■ QUOTED TEXT:
* * * * * * *

Harlem Renaissance  Comes to Life in Raisin’ Cane

(Actress Jasmine Guy)

By Jerome Langston

It is early in my phone conversation with actress Jasmine Guy that I remember what I’d loved about our first time chatting, back in 2014, when the triple-threat performer first brought her Harlem Renaissance show to the 757. Jasmine keeps it extra real. The Atlanta native and preacher’s kid, famously known for portraying the lead character of Whitley Gilbert in The Cosby Show spin-off, A Different World, sounds nothing like the black southern belle she portrayed so well for the entire six seasons of the iconic sitcom. Gone is the famous southern accent that she created to land the role of Whitley. And though she does come from some privilege, Jasmine is not at all rigid or bougie like Whitley was—in fact, she’s quite earthy, passionate, and most importantly to me―a humor filled conversationalist.

“You know ice and Atlanta is not a good combo,” she says with a slight chuckle. I laugh, and tell her the two don’t mix well in Virginia either. It is the morning of the impending “blizzard,” so the actress, who still happily resides in Atlanta, has been out getting supplies in preparation. She tells me that it took her eight hours, a couple years or so back, to pick up her daughter Imani from school, during a winter storm. “I’m not doing that again,” she says with conviction.

That infamous Atlanta traffic gridlock incident happened in 2014, the same year that Raisin’ Cane: A Harlem Renaissance Odyssey, made its local premiere here at the Attucks Theatre. It was an amazing show—a mixed-media theatrical gem that encompassed music, still images, and oratory—in ways rarely seen work successfully in American theater. I ask Jasmine if the show has changed significantly since then.

* * * * * * *

■ RECORDED DATA:
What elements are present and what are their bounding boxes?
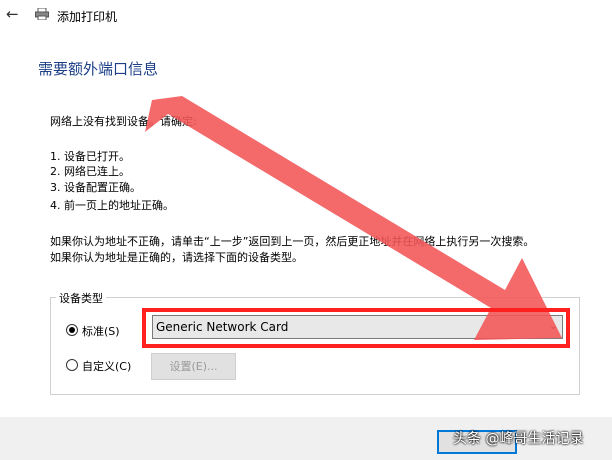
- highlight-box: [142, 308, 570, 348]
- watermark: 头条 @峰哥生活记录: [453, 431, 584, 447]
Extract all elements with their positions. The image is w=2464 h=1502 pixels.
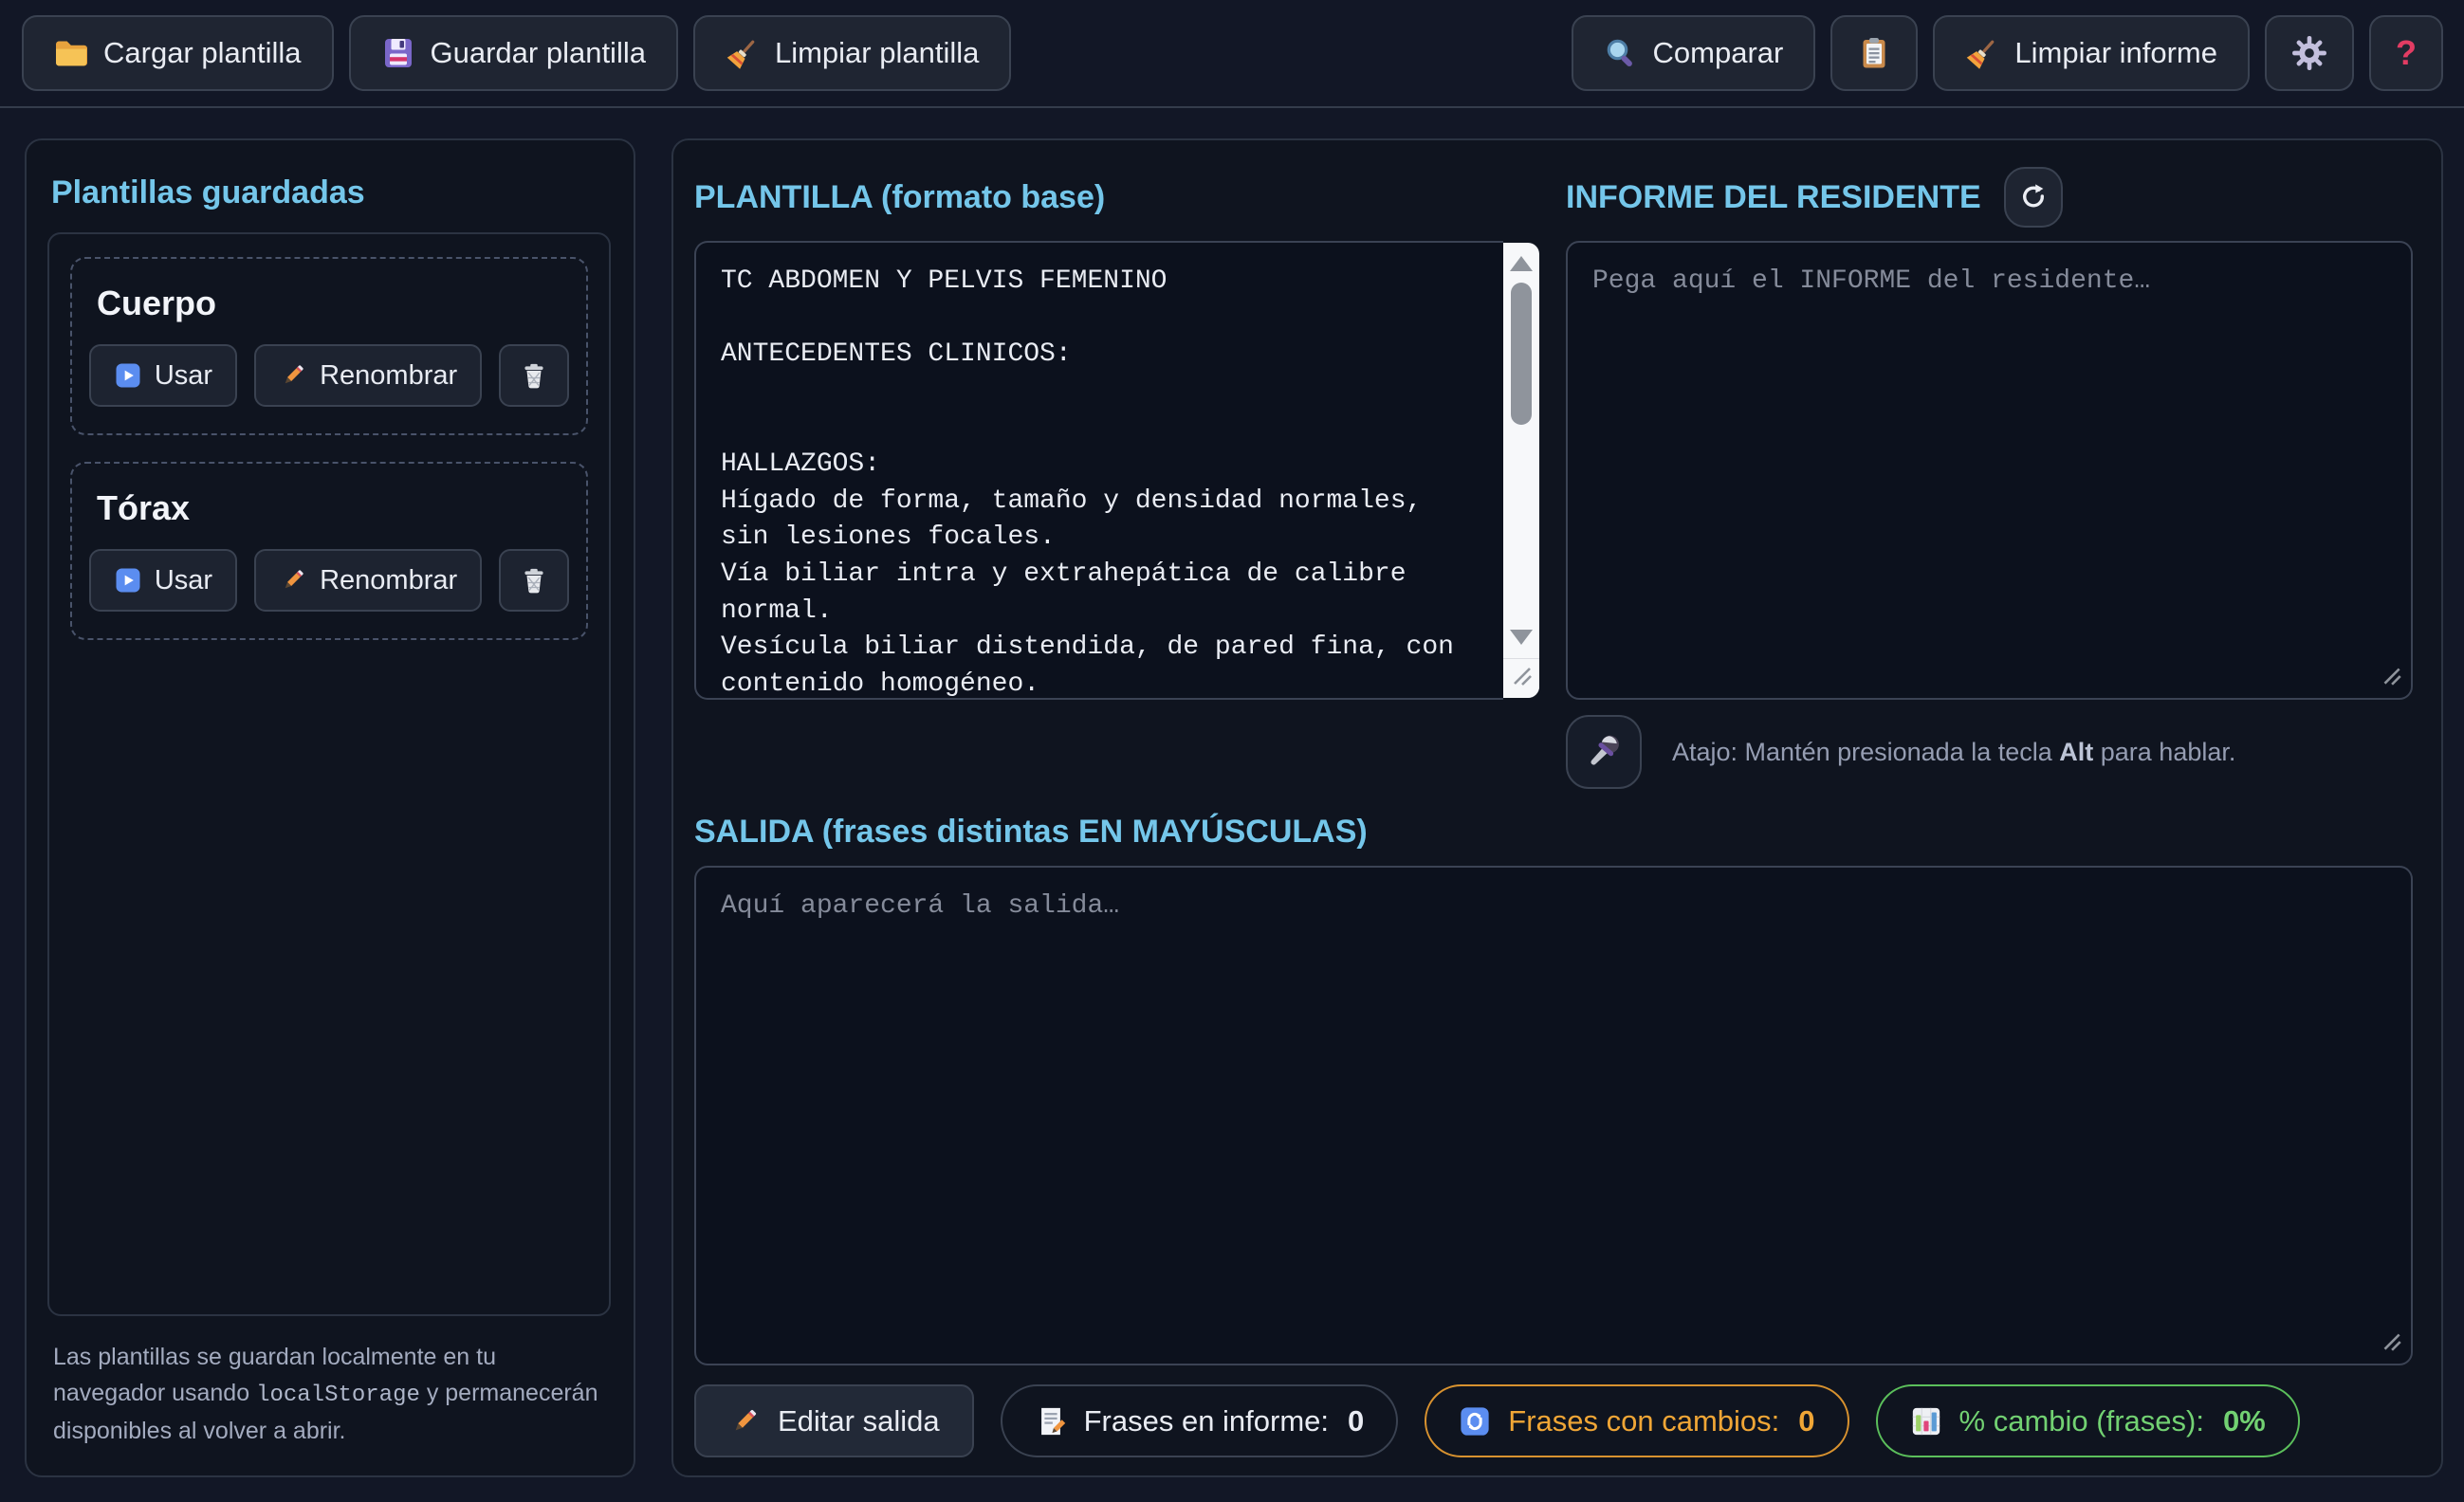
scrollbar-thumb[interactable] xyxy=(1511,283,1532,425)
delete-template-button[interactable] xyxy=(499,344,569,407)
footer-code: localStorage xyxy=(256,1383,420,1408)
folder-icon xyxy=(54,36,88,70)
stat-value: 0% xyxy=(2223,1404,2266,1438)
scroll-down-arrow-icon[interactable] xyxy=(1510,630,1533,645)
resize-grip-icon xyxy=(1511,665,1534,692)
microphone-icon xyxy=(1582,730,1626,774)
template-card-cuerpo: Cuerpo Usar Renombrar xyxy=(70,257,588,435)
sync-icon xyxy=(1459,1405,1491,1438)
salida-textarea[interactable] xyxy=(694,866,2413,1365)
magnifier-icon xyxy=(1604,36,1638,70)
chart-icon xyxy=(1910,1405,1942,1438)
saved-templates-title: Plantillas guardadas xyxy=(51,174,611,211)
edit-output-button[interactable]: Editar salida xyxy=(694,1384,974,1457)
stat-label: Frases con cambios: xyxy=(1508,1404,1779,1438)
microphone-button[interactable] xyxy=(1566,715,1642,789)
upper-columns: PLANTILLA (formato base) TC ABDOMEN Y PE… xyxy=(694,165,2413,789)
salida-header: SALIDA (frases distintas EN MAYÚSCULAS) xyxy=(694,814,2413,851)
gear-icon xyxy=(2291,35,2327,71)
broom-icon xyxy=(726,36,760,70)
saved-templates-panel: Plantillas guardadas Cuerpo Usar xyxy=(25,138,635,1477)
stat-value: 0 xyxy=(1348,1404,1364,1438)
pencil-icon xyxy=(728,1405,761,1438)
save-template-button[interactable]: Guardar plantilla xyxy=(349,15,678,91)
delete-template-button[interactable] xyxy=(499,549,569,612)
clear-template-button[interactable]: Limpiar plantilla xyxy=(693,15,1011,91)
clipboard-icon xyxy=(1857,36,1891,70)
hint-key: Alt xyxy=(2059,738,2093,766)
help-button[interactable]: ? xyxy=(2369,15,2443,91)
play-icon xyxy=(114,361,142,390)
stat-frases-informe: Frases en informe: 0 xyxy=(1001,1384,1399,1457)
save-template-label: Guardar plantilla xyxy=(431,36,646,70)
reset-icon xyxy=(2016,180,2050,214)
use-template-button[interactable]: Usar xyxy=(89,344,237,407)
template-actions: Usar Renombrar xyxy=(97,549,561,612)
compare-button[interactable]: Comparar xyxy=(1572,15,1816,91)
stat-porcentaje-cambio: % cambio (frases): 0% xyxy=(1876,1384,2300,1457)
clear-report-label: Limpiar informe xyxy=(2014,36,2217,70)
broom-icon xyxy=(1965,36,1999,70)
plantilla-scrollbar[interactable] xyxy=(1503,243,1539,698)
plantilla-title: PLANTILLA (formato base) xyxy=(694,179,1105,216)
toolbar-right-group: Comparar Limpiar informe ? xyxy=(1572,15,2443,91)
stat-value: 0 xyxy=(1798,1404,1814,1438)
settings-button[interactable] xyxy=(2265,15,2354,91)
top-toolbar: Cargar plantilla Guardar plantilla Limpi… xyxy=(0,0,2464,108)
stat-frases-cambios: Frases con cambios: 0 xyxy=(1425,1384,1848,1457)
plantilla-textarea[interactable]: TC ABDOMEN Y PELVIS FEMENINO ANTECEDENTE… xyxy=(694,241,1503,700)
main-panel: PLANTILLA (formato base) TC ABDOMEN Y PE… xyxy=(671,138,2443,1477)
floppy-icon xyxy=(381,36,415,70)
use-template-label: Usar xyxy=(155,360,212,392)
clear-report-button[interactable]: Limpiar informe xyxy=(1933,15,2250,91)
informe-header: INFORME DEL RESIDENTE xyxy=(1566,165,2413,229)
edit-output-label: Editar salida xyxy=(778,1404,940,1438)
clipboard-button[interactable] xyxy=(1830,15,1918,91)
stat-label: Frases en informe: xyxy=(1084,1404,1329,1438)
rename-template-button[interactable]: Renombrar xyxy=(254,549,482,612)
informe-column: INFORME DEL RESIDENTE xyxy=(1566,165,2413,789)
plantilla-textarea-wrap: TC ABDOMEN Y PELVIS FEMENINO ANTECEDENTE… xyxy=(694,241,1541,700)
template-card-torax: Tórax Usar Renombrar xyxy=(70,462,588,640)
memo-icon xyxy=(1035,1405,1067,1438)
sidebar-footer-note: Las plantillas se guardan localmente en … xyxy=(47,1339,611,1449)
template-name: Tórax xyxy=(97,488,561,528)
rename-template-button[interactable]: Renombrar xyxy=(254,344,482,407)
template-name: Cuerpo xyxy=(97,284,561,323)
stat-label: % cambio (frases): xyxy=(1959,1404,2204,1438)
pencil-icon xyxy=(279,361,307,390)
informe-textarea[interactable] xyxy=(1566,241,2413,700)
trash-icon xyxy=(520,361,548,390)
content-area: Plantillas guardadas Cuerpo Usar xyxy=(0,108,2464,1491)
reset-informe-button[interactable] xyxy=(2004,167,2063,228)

* * * * * * *

■ DIRECTIONS:
(A) In two sentences, how would you sum up the article about Jasmine Guy and her Harlem Renaissance show?
(B) According to the article about Jasmine Guy, where did Raisin' Cane: A Harlem Renaissance Odyssey make its local premiere?
(C) Continue the article about Jasmine Guy and Raisin' Cane after its last sentence.

■ EXPECTED RESULTS:
(A) Actress Jasmine Guy, famous for playing Whitley Gilbert on A Different World, comes across in a phone conversation as earthy, passionate, and full of humor, not rigid or bougie like that character. On the morning of an impending storm she talks about getting supplies in Atlanta, and the writer recalls that her show Raisin' Cane: A Harlem Renaissance Odyssey made its local premiere at the Attucks Theatre in 2014.

(B) At the Attucks Theatre.

(C)
“It is constantly morphing,” she says. “We’re constantly editing the show, making it as potent as possible, but also giving the musicians room to vamp.” Performing in the show with the acclaimed Avery Sharpe Trio has made Jasmine more comfortable with improvisation. “They’ve taught me how to be a jazz actor.”

Taking its inspiration from Jean Toomer’s classic novel “Cane,” published in 1923, Raisin’Cane celebrates and contextualizes the Harlem Renaissance for theater audiences. Never have the words and artistry of Langston Hughes, Zora Neale Hurston, W.E. B. Du Bois, and other Harlem Renaissance artists and thinkers, been so remarkably displayed for the stage. Jasmine occupies the role of Griot: dancing, singing and delivering passionate oratorical history lessons about America’s sexiest literary era, and the larger social framework of black life that it existed in, during the early 20th century following World War I.

“I really feel so strongly about telling our stories…in ways that are accessible to people, and not just young people, but all people,” Jasmine says. “Everything is not Harriet Tubman, Rosa Parks and Martin Luther King…there were many, many people, that already saw this…our plight as an issue, and tried to rectify it in their time, with the equipment that they had.”

Written by Harry Clark, directed by Dan Guerrero, and with a lively jazz score by Avery Sharpe, whom Jasmine has now known for decades, the two-act production has played many theatres throughout the country, since it premiered some years back. It plays Hampton’s American Theatre next month.

Jasmine Guy is, like I, a Harlem Renaissance enthusiast. We are a relatively small group, but are nevertheless passionate about 1920s era Harlem, and its time as the Black Mecca for creative expression rooted in our culture. Great literature, jazz, visual art, the now iconic fashion of the black middle class, and black intellectuals―Harlem was the shit back then.

“I always feel like I was born too late,” Jasmine says, during an early part of our conversation. Her formative years were during the seventies, which in part explain her love for the three Cs of black cinema: Car Wash, Claudine, and yes, Cooley High. The singer/actress/dancer wishes she could have been born in the fifties, so that she could have been around during the Motown era. “I got disco,” she says, with a giggle.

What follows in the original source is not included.